Extracted data entries
· · · · ·
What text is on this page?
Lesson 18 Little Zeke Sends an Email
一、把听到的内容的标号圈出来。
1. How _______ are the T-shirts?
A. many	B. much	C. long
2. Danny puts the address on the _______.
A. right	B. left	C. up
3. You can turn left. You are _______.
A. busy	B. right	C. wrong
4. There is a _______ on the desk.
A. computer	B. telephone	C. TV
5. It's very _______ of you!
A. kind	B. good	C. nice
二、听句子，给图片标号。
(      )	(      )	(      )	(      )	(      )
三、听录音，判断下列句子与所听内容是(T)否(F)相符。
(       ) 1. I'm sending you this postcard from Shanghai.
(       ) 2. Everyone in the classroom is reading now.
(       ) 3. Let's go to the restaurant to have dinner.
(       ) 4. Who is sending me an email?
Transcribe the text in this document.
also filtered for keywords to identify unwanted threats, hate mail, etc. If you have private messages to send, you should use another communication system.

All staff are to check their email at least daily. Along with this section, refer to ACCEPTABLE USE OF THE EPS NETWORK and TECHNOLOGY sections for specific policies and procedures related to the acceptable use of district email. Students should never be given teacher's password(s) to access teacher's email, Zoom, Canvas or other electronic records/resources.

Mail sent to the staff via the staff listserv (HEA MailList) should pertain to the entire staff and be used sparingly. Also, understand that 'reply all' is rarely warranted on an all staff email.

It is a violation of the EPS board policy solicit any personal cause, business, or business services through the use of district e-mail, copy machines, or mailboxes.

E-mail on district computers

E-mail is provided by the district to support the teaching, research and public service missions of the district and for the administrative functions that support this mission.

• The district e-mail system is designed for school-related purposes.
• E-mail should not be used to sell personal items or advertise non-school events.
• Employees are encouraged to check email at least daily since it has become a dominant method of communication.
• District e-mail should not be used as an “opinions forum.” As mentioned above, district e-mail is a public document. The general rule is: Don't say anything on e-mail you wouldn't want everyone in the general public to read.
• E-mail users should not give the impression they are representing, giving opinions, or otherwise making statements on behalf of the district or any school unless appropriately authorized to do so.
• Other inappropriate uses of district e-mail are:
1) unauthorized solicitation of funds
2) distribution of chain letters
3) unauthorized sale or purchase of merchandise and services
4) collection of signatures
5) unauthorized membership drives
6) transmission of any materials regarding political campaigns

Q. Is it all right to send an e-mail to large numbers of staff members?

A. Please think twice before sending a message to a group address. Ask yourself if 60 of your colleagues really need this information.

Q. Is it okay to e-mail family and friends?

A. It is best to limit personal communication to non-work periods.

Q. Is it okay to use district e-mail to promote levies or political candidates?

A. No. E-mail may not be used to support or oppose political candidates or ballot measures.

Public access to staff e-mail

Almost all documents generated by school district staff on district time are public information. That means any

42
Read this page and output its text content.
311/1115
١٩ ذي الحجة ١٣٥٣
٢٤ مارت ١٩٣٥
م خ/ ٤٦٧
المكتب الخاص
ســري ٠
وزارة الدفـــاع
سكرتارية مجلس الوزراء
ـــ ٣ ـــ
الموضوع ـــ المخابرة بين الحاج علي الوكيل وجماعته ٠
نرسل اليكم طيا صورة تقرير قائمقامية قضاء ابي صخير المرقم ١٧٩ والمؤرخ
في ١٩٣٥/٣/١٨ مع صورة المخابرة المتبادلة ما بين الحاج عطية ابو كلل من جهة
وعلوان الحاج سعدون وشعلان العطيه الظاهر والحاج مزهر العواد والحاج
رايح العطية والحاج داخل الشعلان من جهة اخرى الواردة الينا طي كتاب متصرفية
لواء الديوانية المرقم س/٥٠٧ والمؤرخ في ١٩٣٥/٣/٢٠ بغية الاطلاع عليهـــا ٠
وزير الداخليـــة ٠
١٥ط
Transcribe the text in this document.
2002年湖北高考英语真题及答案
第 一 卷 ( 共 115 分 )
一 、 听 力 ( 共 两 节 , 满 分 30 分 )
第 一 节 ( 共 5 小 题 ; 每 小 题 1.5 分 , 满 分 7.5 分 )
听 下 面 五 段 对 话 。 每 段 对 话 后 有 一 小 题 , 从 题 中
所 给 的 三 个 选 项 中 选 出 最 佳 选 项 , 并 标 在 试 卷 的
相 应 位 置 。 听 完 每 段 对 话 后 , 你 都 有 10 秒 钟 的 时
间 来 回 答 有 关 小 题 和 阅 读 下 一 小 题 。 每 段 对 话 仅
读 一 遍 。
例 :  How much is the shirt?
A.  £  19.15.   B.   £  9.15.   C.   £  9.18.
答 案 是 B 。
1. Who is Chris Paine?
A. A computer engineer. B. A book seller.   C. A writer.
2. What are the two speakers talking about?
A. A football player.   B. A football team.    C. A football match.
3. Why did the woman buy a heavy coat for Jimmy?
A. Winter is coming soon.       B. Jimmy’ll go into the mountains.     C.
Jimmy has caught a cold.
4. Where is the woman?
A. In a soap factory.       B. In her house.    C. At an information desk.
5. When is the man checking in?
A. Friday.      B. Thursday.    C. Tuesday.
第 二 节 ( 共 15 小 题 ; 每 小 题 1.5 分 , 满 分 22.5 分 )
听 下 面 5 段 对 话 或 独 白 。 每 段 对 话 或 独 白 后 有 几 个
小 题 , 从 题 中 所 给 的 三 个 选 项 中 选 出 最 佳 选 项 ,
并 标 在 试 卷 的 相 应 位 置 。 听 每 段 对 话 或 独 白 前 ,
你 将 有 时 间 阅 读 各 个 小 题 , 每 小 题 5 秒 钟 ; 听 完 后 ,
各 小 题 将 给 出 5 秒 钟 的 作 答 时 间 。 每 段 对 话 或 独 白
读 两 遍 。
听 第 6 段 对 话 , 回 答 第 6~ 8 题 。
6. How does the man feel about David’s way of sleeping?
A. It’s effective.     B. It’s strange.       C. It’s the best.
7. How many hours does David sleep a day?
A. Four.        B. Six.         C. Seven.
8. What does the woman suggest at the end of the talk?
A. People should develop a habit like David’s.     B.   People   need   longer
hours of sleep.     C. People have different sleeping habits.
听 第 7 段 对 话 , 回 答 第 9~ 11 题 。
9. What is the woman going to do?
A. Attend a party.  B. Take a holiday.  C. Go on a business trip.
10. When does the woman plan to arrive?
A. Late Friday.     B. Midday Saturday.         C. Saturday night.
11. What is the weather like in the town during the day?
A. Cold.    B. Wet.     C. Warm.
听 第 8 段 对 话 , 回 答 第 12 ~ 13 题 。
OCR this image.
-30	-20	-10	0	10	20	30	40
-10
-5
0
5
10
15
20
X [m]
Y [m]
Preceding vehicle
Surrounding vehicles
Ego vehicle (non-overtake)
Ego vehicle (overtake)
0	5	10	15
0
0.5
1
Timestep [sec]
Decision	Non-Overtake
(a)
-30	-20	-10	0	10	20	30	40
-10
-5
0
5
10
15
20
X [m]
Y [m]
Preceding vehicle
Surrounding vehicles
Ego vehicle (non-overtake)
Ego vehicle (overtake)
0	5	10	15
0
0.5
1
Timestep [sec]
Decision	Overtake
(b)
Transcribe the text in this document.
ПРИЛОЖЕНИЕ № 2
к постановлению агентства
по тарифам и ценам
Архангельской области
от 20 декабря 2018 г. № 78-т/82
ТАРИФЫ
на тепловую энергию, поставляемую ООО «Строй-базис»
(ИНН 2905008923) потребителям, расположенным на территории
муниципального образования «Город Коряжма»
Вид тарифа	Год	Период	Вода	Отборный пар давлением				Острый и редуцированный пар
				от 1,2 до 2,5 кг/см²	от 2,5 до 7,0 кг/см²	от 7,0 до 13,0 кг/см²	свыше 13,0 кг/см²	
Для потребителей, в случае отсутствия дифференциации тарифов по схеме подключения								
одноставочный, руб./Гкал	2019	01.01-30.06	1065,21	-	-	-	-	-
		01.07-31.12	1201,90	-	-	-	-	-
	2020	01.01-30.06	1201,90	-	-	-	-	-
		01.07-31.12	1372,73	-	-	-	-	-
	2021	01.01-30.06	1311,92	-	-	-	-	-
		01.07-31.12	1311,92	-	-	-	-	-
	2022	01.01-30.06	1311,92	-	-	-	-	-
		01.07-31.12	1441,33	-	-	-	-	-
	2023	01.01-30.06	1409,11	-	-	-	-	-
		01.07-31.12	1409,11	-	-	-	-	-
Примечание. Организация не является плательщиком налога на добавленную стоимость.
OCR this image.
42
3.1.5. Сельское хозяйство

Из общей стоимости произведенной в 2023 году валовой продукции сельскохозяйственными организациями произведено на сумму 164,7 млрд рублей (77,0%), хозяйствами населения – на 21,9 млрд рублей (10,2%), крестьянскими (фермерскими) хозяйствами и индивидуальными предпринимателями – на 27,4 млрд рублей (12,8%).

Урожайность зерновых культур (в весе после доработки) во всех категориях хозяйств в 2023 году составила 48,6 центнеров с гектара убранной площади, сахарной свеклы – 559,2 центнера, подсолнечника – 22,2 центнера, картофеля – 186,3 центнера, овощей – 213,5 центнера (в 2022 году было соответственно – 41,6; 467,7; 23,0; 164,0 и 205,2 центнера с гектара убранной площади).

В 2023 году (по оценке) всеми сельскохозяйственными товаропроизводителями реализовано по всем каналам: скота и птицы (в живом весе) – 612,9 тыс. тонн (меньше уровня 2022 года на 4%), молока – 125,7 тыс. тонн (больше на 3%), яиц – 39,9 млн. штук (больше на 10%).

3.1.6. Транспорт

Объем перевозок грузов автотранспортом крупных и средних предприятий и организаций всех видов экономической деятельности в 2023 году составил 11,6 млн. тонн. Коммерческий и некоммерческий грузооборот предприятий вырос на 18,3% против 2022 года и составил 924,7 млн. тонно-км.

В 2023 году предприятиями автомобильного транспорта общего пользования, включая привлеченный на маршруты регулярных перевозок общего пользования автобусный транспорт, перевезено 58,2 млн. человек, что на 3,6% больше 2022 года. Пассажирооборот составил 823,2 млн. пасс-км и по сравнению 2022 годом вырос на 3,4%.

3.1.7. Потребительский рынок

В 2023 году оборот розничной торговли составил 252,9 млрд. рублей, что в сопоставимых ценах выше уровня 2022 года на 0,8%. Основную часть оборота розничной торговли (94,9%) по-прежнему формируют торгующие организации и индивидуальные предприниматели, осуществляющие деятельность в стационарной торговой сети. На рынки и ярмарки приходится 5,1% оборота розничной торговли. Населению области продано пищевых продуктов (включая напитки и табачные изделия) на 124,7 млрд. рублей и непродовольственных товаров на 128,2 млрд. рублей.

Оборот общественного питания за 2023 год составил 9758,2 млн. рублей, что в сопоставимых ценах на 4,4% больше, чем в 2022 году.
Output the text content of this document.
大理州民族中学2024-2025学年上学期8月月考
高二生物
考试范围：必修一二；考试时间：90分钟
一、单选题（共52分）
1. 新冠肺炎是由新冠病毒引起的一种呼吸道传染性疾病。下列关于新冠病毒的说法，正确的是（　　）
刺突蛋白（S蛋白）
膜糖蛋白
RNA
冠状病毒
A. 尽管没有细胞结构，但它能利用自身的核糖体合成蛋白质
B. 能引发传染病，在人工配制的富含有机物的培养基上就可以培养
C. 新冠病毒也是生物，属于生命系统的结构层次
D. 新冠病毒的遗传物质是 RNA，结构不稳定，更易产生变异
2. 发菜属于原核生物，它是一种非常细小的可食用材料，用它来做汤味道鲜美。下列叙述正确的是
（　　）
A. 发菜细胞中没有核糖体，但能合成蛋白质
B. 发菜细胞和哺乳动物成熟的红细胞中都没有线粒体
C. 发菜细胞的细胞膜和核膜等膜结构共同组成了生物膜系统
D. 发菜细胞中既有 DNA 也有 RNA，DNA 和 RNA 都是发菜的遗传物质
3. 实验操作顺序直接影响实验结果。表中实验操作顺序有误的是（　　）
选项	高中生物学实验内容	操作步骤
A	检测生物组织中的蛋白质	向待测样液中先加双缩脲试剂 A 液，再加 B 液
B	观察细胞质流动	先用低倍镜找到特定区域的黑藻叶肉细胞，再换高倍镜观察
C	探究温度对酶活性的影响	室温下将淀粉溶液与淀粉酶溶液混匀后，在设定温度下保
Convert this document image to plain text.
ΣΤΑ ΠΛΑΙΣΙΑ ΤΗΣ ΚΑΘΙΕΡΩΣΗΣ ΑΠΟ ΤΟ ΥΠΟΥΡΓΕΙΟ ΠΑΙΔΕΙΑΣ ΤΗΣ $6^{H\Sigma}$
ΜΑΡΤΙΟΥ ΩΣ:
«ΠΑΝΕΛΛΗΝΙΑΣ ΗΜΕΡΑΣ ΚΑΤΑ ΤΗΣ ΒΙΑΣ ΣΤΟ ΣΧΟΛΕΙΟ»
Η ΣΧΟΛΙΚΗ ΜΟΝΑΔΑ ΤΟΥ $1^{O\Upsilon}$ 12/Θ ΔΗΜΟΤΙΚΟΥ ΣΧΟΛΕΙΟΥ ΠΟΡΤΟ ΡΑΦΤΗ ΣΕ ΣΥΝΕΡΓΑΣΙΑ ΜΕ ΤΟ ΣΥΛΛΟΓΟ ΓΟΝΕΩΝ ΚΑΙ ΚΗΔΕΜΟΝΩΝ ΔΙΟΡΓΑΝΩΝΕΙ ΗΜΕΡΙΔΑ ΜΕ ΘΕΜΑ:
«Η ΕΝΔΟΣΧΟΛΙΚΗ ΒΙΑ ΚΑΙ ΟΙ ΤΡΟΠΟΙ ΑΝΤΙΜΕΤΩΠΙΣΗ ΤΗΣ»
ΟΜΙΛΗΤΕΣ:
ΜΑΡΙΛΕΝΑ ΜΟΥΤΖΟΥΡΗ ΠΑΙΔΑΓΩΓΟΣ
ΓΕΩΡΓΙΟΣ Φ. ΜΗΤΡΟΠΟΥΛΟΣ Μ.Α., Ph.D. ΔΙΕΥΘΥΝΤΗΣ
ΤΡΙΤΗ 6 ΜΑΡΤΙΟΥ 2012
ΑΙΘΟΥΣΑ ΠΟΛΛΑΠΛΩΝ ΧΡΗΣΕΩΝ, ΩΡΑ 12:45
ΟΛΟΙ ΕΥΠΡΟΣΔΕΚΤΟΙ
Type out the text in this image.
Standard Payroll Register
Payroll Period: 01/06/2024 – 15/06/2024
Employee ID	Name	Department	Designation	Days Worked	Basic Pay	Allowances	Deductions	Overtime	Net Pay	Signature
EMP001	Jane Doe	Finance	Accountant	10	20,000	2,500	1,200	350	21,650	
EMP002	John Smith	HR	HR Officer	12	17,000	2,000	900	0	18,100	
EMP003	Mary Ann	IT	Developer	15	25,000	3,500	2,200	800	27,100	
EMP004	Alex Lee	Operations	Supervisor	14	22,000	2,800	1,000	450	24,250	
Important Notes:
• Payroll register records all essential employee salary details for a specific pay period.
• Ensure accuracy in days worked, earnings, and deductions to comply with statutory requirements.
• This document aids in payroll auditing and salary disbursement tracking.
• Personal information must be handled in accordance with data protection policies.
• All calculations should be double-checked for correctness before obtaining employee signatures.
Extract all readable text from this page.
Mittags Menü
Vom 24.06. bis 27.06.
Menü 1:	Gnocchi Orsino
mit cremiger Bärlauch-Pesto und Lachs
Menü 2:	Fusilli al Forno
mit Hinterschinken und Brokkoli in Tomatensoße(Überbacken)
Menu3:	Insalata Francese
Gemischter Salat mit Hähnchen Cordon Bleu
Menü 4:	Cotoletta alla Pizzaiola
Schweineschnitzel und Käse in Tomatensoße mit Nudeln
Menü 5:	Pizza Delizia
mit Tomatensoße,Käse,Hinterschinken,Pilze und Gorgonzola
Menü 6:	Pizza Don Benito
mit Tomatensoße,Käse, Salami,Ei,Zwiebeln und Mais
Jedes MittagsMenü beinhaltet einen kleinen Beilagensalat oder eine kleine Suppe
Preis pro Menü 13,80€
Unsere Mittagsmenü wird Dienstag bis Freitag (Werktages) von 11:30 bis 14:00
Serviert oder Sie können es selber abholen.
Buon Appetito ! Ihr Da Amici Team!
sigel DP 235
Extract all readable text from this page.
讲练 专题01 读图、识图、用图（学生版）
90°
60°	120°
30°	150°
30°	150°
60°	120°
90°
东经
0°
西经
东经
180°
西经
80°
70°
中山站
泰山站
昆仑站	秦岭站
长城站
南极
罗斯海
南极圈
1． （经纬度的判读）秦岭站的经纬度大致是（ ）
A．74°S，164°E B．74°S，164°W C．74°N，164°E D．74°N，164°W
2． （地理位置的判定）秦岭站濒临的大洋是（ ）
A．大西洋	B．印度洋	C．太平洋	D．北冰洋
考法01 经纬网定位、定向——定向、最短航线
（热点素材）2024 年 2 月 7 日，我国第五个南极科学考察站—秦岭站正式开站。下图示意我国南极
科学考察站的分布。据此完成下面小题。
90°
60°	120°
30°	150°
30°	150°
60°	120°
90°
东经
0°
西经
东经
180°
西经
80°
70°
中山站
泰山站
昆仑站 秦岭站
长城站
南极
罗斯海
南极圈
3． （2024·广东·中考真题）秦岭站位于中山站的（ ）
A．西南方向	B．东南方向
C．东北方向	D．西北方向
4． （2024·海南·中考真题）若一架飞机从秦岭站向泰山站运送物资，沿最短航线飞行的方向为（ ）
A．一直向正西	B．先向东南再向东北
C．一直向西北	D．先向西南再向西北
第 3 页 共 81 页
· · · · ·
Above are the records; copy every line in them that holds the word "least".

All staff are to check their email at least daily. Along with this section, refer to ACCEPTABLE USE OF THE EPS NETWORK and TECHNOLOGY sections for specific policies and procedures related to the acceptable use of district email. Students should never be given teacher's password(s) to access teacher's email, Zoom, Canvas or other electronic records/resources.
• Employees are encouraged to check email at least daily since it has become a dominant method of communication.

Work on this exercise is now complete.